Records provided >>
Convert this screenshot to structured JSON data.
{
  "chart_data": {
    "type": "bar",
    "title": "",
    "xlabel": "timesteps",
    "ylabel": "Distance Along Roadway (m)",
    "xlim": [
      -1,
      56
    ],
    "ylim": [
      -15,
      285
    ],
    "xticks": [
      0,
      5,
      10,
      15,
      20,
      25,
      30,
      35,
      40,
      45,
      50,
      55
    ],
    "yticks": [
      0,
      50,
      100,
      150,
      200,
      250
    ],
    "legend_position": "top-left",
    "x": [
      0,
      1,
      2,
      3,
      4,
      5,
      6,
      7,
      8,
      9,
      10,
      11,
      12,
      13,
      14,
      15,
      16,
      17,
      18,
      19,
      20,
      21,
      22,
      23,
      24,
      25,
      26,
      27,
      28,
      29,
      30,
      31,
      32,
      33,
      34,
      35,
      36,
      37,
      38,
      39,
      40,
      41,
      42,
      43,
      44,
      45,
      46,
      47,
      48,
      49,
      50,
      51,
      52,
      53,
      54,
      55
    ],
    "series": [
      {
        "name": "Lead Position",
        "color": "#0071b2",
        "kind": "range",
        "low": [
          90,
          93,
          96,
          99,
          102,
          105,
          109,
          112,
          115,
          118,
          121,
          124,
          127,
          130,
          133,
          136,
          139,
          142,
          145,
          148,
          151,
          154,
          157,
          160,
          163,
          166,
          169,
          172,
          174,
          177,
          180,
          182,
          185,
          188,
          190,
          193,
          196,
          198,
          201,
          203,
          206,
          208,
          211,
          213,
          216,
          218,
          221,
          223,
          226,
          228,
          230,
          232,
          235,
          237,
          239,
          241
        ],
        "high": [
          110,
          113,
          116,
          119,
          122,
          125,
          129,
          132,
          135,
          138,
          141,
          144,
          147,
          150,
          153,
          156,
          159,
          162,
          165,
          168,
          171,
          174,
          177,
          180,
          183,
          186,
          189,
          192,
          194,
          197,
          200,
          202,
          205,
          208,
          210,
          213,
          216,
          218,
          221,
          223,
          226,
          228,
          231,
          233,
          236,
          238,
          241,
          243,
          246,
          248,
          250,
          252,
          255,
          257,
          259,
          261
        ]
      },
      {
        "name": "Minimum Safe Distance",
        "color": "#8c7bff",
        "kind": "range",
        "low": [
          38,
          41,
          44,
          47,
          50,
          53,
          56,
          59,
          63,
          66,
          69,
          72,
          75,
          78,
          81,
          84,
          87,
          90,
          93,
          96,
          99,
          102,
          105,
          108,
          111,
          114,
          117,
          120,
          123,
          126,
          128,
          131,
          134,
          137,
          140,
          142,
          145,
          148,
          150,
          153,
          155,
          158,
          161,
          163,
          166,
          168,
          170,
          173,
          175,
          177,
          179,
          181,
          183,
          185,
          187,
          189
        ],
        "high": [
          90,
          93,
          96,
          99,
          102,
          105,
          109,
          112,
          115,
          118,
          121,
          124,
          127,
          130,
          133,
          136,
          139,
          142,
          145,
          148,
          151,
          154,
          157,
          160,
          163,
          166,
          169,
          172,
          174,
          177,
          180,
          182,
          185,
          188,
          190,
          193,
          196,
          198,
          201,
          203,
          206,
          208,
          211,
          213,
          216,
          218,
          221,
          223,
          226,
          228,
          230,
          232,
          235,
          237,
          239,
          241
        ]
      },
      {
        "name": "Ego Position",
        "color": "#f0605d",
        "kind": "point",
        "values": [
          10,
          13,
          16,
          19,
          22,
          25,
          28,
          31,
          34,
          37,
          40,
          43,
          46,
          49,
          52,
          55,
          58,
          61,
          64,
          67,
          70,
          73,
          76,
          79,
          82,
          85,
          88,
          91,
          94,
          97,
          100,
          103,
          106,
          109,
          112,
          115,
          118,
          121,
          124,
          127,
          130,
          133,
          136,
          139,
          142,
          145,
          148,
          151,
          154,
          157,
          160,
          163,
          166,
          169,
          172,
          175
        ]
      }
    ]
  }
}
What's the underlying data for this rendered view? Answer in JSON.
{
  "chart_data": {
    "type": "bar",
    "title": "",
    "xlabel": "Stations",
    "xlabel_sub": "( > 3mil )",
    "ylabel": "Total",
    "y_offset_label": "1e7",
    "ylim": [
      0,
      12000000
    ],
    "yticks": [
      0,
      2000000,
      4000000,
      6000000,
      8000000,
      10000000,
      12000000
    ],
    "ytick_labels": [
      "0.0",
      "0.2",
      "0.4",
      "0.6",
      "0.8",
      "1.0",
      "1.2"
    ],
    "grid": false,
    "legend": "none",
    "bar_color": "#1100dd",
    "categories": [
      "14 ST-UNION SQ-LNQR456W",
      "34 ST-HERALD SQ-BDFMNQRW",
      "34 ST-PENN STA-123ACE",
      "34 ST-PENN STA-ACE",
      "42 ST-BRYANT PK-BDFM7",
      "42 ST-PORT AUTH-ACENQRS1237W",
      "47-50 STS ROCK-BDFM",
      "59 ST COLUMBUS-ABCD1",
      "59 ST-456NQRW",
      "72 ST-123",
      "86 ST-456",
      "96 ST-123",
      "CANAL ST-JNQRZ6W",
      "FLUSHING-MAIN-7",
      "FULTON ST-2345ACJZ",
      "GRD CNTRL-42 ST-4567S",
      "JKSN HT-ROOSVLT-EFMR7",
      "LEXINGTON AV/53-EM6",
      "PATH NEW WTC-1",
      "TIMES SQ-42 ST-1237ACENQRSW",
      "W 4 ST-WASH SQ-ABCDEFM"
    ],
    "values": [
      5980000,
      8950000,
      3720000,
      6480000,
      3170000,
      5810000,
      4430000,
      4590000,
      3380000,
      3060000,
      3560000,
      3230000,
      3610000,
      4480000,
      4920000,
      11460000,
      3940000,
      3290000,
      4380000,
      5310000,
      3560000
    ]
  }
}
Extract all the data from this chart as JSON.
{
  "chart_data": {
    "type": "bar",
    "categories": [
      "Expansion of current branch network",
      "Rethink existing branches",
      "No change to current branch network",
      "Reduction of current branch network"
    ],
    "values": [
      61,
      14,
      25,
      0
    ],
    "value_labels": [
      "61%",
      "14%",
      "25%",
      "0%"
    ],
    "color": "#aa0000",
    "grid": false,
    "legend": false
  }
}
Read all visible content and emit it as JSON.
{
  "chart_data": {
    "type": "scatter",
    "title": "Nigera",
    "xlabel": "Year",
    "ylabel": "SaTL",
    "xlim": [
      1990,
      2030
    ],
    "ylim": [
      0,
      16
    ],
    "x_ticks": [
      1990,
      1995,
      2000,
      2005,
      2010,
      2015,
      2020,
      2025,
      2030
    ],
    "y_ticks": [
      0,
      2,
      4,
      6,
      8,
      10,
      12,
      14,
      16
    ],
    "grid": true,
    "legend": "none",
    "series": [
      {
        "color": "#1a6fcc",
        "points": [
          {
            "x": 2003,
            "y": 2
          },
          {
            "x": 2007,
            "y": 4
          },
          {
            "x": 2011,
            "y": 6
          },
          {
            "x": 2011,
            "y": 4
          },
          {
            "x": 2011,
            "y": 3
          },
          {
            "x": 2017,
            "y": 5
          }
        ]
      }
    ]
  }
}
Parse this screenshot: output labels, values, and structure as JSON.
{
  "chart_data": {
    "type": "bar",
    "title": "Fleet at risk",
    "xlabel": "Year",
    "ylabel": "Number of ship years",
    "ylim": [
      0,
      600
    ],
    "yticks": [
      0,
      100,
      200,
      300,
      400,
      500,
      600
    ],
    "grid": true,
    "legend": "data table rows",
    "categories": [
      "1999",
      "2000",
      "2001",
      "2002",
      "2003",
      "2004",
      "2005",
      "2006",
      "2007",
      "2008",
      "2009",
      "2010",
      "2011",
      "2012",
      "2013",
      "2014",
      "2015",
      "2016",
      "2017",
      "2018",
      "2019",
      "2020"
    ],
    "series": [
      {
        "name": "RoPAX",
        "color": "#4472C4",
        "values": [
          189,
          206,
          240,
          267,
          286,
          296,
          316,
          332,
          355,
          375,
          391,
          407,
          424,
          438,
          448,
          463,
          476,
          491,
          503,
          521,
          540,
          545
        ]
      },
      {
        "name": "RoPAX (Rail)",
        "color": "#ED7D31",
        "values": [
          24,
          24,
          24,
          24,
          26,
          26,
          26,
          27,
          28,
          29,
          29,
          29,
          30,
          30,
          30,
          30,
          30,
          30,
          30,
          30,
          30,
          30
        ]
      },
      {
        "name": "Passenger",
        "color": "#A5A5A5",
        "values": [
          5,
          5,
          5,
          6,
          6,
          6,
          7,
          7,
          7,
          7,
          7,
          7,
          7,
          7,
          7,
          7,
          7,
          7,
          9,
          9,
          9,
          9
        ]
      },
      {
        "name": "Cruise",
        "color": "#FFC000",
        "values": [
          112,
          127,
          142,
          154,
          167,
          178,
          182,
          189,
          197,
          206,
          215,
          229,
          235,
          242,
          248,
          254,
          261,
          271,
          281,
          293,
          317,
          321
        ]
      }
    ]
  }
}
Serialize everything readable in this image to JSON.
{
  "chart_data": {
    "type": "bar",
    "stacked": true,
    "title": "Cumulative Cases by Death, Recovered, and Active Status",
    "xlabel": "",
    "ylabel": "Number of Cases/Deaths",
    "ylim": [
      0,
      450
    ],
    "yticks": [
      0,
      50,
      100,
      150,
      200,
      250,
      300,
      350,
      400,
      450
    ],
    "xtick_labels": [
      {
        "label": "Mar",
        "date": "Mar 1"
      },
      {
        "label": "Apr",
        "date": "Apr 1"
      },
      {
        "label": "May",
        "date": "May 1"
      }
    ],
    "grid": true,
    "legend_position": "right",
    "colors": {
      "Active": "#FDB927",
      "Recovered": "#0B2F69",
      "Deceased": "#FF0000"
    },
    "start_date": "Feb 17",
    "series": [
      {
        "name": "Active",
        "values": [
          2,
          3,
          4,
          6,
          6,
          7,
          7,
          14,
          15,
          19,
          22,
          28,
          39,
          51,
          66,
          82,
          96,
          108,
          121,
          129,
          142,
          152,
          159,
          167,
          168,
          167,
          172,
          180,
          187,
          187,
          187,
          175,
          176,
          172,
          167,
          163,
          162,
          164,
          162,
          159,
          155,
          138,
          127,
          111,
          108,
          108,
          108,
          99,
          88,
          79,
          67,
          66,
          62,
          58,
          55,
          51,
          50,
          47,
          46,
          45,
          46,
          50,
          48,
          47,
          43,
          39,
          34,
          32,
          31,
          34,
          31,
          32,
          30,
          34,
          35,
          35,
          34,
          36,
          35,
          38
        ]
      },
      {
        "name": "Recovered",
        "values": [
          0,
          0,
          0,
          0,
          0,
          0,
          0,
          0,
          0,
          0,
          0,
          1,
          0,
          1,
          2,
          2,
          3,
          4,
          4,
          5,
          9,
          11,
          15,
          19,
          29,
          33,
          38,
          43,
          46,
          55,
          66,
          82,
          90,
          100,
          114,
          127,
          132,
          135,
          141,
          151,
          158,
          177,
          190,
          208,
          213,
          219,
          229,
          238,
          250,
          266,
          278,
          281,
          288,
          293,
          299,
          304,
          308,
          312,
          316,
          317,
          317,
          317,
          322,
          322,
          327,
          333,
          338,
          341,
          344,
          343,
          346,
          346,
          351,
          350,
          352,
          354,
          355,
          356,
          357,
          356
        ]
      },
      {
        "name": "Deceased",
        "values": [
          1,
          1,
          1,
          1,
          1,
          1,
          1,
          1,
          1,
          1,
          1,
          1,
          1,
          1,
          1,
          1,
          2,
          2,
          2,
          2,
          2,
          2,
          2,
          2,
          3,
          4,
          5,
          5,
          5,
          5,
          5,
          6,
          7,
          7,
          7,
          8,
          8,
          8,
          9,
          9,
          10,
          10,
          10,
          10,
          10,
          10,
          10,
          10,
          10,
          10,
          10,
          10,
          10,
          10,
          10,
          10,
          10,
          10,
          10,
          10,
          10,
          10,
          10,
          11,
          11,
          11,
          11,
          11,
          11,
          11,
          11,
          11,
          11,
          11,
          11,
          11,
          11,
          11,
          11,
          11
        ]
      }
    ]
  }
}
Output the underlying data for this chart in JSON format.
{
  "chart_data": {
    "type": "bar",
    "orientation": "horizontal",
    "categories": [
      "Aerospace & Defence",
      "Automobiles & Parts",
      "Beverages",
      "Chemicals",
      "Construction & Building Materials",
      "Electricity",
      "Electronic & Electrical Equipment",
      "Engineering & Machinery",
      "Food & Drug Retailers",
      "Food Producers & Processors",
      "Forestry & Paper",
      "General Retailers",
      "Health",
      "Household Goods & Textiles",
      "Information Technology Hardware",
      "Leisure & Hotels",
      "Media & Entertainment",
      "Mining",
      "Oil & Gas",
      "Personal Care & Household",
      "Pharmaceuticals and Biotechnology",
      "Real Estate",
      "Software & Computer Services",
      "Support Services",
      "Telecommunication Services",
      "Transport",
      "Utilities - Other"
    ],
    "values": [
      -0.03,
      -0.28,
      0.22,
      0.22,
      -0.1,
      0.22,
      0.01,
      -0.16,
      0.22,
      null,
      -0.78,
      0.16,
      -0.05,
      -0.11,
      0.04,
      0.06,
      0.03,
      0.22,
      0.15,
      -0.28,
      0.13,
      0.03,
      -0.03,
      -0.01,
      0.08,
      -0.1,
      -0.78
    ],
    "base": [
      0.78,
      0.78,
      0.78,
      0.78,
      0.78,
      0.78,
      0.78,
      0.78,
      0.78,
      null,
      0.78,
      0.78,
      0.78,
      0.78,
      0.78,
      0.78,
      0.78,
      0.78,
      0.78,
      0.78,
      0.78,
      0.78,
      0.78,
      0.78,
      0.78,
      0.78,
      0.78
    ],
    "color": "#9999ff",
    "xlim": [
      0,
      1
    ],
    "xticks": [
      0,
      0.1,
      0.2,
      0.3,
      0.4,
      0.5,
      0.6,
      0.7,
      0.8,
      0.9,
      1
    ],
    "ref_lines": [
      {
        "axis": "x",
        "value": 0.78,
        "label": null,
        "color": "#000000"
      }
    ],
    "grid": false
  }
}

Direction >> Look through the material above and work out how many of its lines contain "title". State the number only.

Output of the task >> 5